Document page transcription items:
----

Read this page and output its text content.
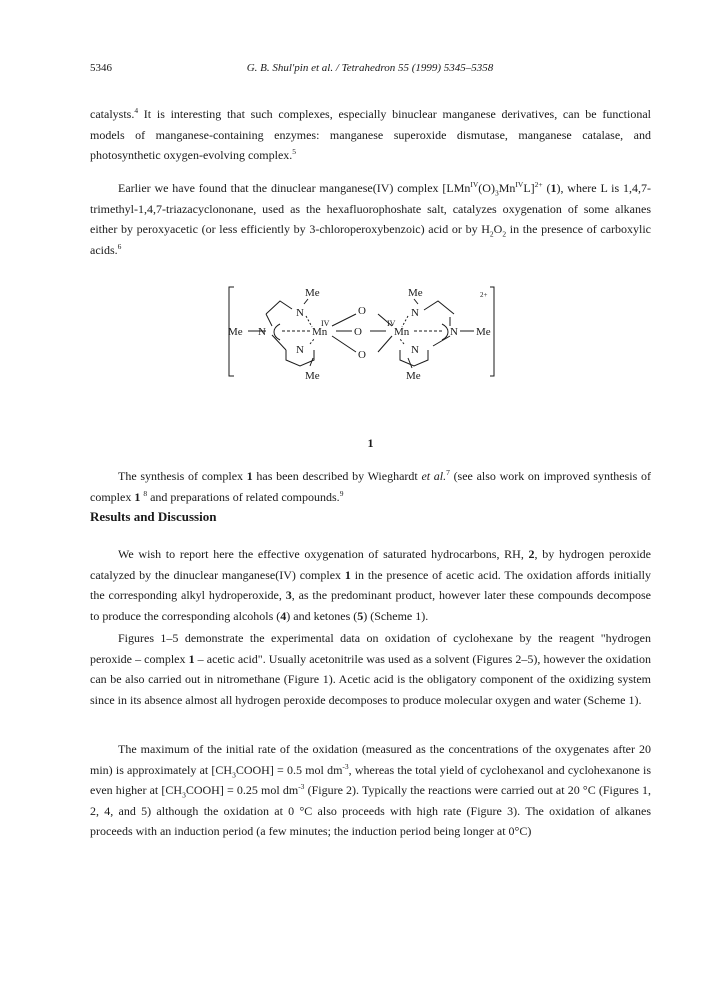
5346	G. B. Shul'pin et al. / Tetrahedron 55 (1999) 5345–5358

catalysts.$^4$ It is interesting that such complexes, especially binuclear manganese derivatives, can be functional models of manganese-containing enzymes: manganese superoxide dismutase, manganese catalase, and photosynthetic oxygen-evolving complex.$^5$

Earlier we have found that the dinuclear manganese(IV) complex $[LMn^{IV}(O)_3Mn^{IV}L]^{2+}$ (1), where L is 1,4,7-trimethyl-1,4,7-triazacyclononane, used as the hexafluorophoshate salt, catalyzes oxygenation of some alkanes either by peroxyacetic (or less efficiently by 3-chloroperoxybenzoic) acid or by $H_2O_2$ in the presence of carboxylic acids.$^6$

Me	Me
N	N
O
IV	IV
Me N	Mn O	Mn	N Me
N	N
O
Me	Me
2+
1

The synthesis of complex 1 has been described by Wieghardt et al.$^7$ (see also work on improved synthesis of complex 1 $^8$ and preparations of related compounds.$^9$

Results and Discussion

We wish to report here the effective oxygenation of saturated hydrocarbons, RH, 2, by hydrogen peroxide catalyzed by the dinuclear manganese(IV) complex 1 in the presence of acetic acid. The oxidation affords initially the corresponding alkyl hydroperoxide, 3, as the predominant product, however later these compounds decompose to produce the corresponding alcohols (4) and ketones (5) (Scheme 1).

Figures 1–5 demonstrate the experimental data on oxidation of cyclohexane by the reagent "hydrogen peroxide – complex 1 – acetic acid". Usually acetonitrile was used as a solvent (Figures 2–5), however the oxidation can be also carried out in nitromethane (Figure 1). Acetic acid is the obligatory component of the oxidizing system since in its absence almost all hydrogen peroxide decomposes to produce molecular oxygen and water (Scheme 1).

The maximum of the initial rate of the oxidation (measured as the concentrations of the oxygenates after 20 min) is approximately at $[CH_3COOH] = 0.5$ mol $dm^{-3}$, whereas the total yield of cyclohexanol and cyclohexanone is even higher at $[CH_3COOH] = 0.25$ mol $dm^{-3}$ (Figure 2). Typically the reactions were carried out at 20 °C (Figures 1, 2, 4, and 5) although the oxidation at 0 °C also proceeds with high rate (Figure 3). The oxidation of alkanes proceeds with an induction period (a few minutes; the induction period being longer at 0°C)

----

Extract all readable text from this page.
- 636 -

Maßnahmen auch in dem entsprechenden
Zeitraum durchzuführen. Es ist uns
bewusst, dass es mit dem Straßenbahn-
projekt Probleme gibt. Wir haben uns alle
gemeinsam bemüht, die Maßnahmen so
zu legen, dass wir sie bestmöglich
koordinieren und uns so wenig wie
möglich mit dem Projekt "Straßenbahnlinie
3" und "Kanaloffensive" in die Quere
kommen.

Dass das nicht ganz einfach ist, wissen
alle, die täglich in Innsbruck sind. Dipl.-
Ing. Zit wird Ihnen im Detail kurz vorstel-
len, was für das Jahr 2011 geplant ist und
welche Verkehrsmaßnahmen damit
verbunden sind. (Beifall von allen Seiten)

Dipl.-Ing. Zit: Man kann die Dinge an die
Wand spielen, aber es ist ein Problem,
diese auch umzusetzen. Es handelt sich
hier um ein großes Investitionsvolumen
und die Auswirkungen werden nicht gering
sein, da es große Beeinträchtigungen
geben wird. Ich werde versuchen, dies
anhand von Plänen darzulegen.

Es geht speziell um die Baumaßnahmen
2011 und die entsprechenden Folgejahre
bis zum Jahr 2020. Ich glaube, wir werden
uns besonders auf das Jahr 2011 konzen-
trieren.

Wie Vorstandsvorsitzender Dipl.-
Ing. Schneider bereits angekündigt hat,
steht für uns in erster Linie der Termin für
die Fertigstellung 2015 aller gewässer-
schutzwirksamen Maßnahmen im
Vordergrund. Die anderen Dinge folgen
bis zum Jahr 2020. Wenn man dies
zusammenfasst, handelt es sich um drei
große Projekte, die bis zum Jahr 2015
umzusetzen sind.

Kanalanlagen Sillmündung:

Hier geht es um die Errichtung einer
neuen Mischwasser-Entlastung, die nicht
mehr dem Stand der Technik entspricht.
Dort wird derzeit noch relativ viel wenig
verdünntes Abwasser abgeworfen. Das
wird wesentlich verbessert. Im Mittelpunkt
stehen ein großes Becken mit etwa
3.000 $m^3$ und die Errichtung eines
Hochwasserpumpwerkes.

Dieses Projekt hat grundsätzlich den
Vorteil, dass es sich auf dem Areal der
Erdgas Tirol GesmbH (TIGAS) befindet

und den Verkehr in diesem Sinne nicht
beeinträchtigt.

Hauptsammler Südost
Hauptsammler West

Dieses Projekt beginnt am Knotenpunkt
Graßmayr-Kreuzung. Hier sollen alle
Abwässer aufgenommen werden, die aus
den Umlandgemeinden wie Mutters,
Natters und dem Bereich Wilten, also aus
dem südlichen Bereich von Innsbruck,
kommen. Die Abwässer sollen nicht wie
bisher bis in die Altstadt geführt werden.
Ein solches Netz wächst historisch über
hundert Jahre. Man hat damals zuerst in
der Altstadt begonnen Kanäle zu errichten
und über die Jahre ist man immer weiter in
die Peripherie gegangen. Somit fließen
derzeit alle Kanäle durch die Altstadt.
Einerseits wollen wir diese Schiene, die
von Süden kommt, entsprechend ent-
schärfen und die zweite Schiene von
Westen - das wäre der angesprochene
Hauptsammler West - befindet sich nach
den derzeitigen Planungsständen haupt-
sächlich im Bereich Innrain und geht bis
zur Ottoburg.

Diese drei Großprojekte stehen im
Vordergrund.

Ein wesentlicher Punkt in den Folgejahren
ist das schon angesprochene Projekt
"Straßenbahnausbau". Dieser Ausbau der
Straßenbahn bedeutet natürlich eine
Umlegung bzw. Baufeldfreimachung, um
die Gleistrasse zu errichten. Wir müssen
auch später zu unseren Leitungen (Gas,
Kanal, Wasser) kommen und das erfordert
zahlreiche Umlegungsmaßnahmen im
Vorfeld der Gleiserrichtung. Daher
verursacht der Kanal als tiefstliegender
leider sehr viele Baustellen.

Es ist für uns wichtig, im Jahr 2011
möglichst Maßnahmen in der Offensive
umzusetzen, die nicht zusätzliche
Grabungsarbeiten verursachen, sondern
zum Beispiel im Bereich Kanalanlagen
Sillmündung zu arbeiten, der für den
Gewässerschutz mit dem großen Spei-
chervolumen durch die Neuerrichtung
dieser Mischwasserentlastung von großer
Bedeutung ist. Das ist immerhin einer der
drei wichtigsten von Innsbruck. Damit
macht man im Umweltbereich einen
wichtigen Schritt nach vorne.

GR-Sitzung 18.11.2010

----

Exercise instructions: Please go over the data above and copy each line with "nicht" in it.

Solution for this exercise:
Dass das nicht ganz einfach ist, wissen
und die Auswirkungen werden nicht gering
neuen Mischwasser-Entlastung, die nicht
und den Verkehr in diesem Sinne nicht
kommen. Die Abwässer sollen nicht wie
umzusetzen, die nicht zusätzliche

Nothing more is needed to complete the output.